-- Extracted information --
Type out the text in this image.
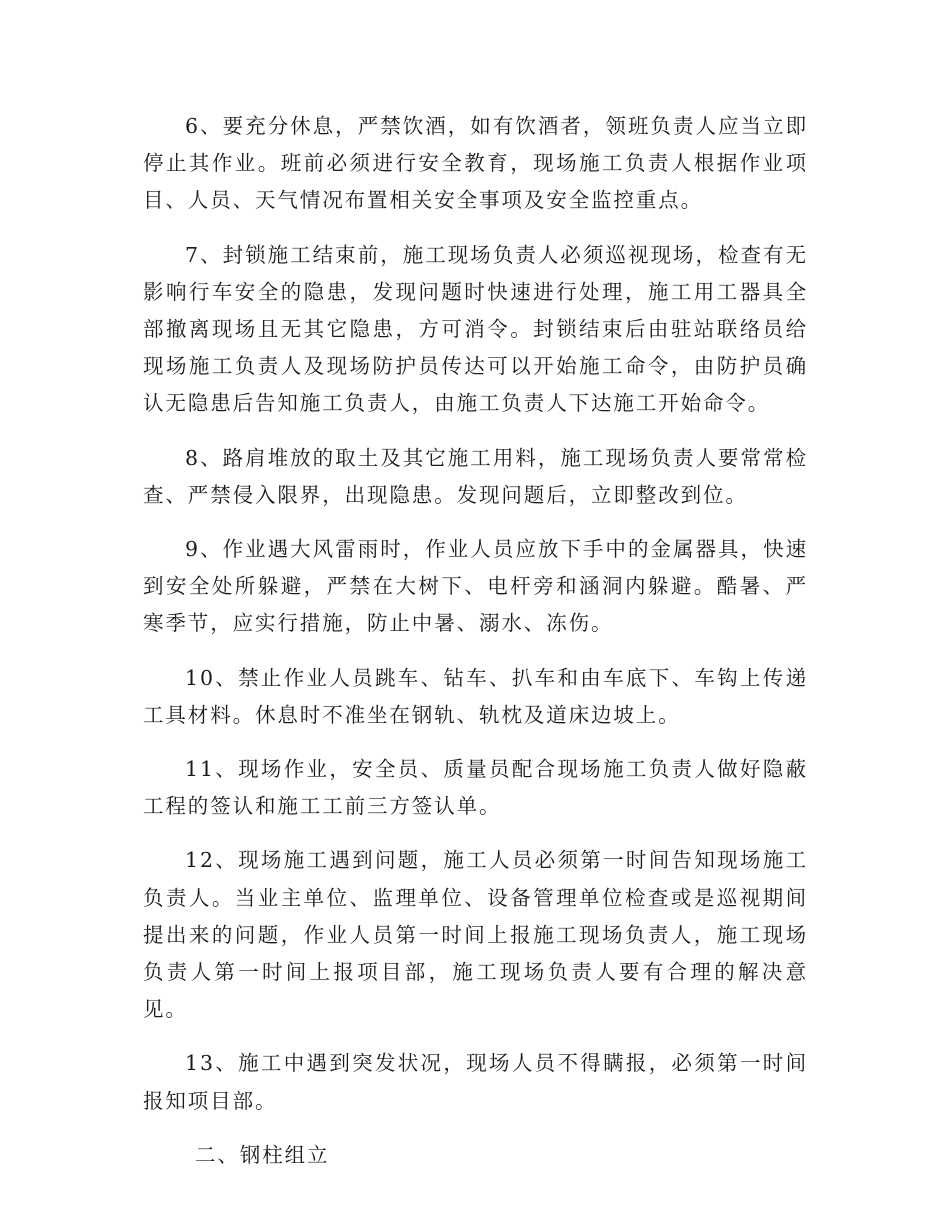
6、要充分休息，严禁饮酒，如有饮酒者，领班负责人应当立即停止其作业。班前必须进行安全教育，现场施工负责人根据作业项目、人员、天气情况布置相关安全事项及安全监控重点。

7、封锁施工结束前，施工现场负责人必须巡视现场，检查有无影响行车安全的隐患，发现问题时快速进行处理，施工用工器具全部撤离现场且无其它隐患，方可消令。封锁结束后由驻站联络员给现场施工负责人及现场防护员传达可以开始施工命令，由防护员确认无隐患后告知施工负责人，由施工负责人下达施工开始命令。

8、路肩堆放的取土及其它施工用料，施工现场负责人要常常检查、严禁侵入限界，出现隐患。发现问题后，立即整改到位。

9、作业遇大风雷雨时，作业人员应放下手中的金属器具，快速到安全处所躲避，严禁在大树下、电杆旁和涵洞内躲避。酷暑、严寒季节，应实行措施，防止中暑、溺水、冻伤。

10、禁止作业人员跳车、钻车、扒车和由车底下、车钩上传递工具材料。休息时不准坐在钢轨、轨枕及道床边坡上。

11、现场作业，安全员、质量员配合现场施工负责人做好隐蔽工程的签认和施工工前三方签认单。

12、现场施工遇到问题，施工人员必须第一时间告知现场施工负责人。当业主单位、监理单位、设备管理单位检查或是巡视期间提出来的问题，作业人员第一时间上报施工现场负责人，施工现场负责人第一时间上报项目部，施工现场负责人要有合理的解决意见。

13、施工中遇到突发状况，现场人员不得瞒报，必须第一时间报知项目部。

二、钢柱组立
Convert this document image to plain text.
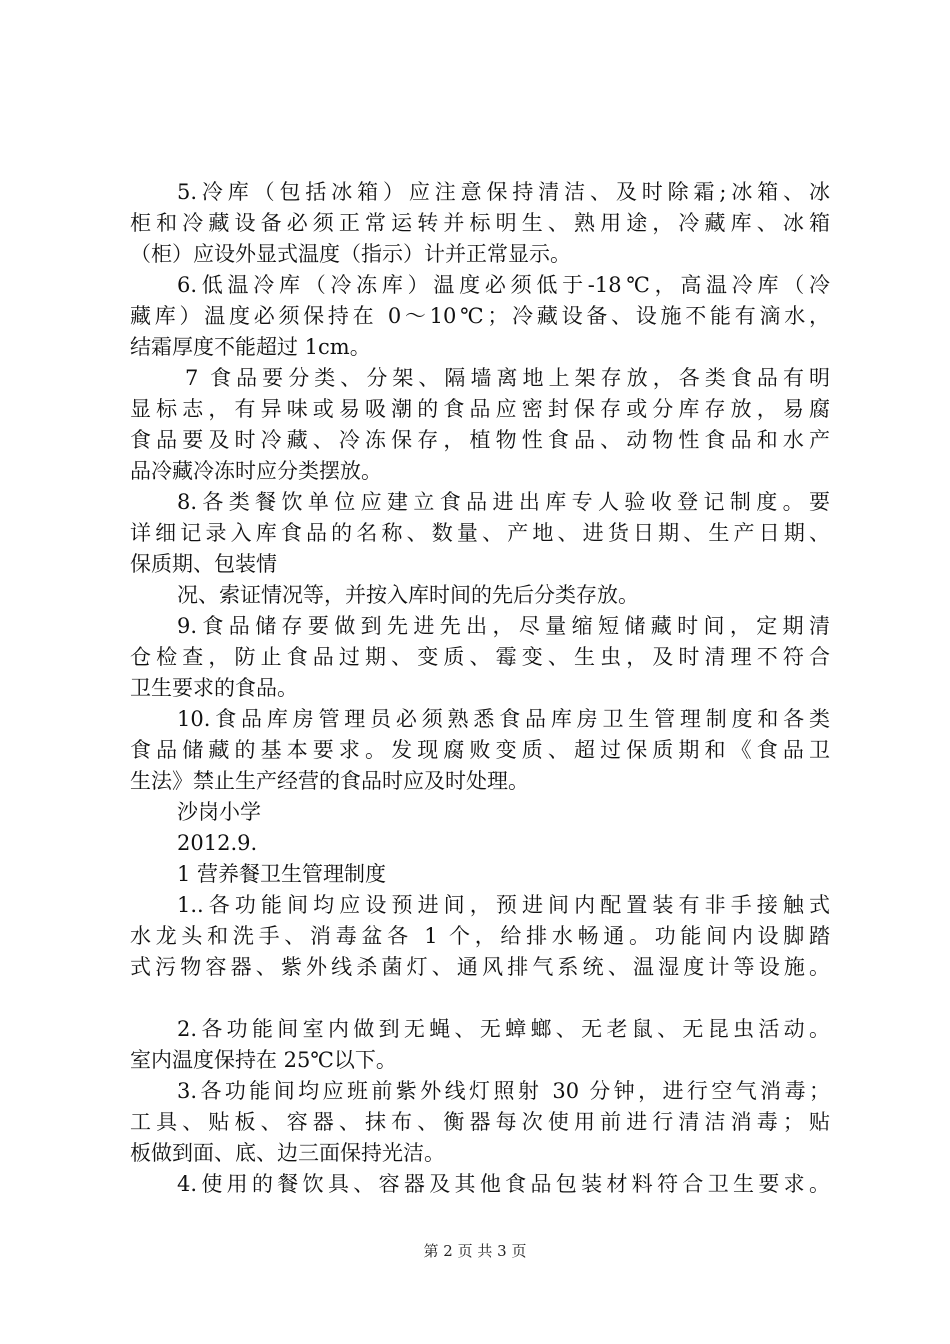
5.冷库（包括冰箱）应注意保持清洁、及时除霜;冰箱、冰
柜和冷藏设备必须正常运转并标明生、熟用途，冷藏库、冰箱
（柜）应设外显式温度（指示）计并正常显示。
6.低温冷库（冷冻库）温度必须低于-18℃，高温冷库（冷
藏库）温度必须保持在 0～10℃；冷藏设备、设施不能有滴水，
结霜厚度不能超过 1cm。
7 食品要分类、分架、隔墙离地上架存放，各类食品有明
显标志，有异味或易吸潮的食品应密封保存或分库存放，易腐
食品要及时冷藏、冷冻保存，植物性食品、动物性食品和水产
品冷藏冷冻时应分类摆放。
8.各类餐饮单位应建立食品进出库专人验收登记制度。要
详细记录入库食品的名称、数量、产地、进货日期、生产日期、
保质期、包装情
况、索证情况等，并按入库时间的先后分类存放。
9.食品储存要做到先进先出，尽量缩短储藏时间，定期清
仓检查，防止食品过期、变质、霉变、生虫，及时清理不符合
卫生要求的食品。
10.食品库房管理员必须熟悉食品库房卫生管理制度和各类
食品储藏的基本要求。发现腐败变质、超过保质期和《食品卫
生法》禁止生产经营的食品时应及时处理。
沙岗小学
2012.9.
1 营养餐卫生管理制度
1..各功能间均应设预进间，预进间内配置装有非手接触式
水龙头和洗手、消毒盆各 1 个，给排水畅通。功能间内设脚踏
式污物容器、紫外线杀菌灯、通风排气系统、温湿度计等设施。
2.各功能间室内做到无蝇、无蟑螂、无老鼠、无昆虫活动。
室内温度保持在 25℃以下。
3.各功能间均应班前紫外线灯照射 30 分钟，进行空气消毒；
工具、贴板、容器、抹布、衡器每次使用前进行清洁消毒；贴
板做到面、底、边三面保持光洁。
4.使用的餐饮具、容器及其他食品包装材料符合卫生要求。
第 2 页 共 3 页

-- Stated exercise --
Only the lines from the line with "Convert this document image to plain text." to the end of the records should be repeated, exactly and without pictures.

-- Result --
Convert this document image to plain text.
5.冷库（包括冰箱）应注意保持清洁、及时除霜;冰箱、冰
柜和冷藏设备必须正常运转并标明生、熟用途，冷藏库、冰箱
（柜）应设外显式温度（指示）计并正常显示。
6.低温冷库（冷冻库）温度必须低于-18℃，高温冷库（冷
藏库）温度必须保持在 0～10℃；冷藏设备、设施不能有滴水，
结霜厚度不能超过 1cm。
7 食品要分类、分架、隔墙离地上架存放，各类食品有明
显标志，有异味或易吸潮的食品应密封保存或分库存放，易腐
食品要及时冷藏、冷冻保存，植物性食品、动物性食品和水产
品冷藏冷冻时应分类摆放。
8.各类餐饮单位应建立食品进出库专人验收登记制度。要
详细记录入库食品的名称、数量、产地、进货日期、生产日期、
保质期、包装情
况、索证情况等，并按入库时间的先后分类存放。
9.食品储存要做到先进先出，尽量缩短储藏时间，定期清
仓检查，防止食品过期、变质、霉变、生虫，及时清理不符合
卫生要求的食品。
10.食品库房管理员必须熟悉食品库房卫生管理制度和各类
食品储藏的基本要求。发现腐败变质、超过保质期和《食品卫
生法》禁止生产经营的食品时应及时处理。
沙岗小学
2012.9.
1 营养餐卫生管理制度
1..各功能间均应设预进间，预进间内配置装有非手接触式
水龙头和洗手、消毒盆各 1 个，给排水畅通。功能间内设脚踏
式污物容器、紫外线杀菌灯、通风排气系统、温湿度计等设施。
2.各功能间室内做到无蝇、无蟑螂、无老鼠、无昆虫活动。
室内温度保持在 25℃以下。
3.各功能间均应班前紫外线灯照射 30 分钟，进行空气消毒；
工具、贴板、容器、抹布、衡器每次使用前进行清洁消毒；贴
板做到面、底、边三面保持光洁。
4.使用的餐饮具、容器及其他食品包装材料符合卫生要求。
第 2 页 共 3 页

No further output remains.